▶ _DESCRIPTION OF THE TASK_
Identify and reproduce every line holding the string "Input".

▶ _SUPPLIED INFORMATION_
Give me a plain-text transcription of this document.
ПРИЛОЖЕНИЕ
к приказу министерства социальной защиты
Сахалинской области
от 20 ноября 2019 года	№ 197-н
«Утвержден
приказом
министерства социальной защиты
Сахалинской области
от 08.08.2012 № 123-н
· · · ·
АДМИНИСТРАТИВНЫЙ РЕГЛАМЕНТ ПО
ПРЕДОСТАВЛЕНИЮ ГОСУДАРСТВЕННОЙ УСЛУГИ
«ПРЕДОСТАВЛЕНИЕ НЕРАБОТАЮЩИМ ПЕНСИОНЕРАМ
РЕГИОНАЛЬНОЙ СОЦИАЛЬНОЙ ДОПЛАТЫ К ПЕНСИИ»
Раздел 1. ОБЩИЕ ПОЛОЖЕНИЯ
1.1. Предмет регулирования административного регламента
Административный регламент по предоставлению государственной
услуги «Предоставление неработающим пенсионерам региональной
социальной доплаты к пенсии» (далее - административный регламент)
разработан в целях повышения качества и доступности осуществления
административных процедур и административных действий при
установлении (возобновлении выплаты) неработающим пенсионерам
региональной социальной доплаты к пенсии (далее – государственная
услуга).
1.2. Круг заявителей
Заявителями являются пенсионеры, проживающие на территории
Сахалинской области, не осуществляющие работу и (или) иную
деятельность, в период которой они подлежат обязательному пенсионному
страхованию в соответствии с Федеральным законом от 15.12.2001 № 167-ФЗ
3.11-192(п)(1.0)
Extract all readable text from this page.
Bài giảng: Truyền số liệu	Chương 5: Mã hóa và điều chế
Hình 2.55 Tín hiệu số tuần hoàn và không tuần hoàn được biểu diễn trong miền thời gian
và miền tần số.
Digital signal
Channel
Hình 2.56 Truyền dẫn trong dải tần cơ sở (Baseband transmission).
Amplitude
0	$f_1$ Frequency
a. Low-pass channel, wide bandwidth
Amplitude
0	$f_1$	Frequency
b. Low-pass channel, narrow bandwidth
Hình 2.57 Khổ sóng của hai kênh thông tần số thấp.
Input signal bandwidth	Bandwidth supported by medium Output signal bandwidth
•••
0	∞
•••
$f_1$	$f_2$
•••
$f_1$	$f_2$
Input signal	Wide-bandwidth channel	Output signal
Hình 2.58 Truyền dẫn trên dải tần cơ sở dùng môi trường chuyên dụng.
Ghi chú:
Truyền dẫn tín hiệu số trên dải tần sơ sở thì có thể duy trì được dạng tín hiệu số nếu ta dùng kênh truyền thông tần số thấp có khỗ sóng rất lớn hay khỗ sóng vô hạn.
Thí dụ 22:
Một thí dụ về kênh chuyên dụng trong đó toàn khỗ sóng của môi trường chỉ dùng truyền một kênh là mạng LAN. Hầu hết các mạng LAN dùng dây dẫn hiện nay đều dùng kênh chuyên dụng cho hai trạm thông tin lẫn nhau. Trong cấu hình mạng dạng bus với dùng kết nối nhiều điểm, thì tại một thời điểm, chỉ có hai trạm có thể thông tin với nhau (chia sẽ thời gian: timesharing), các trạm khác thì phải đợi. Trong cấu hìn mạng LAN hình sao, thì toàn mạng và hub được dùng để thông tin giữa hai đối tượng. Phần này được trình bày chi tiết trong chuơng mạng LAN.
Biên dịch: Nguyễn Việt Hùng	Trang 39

▶ _SOLUTION_
Input signal bandwidth	Bandwidth supported by medium Output signal bandwidth
Input signal	Wide-bandwidth channel	Output signal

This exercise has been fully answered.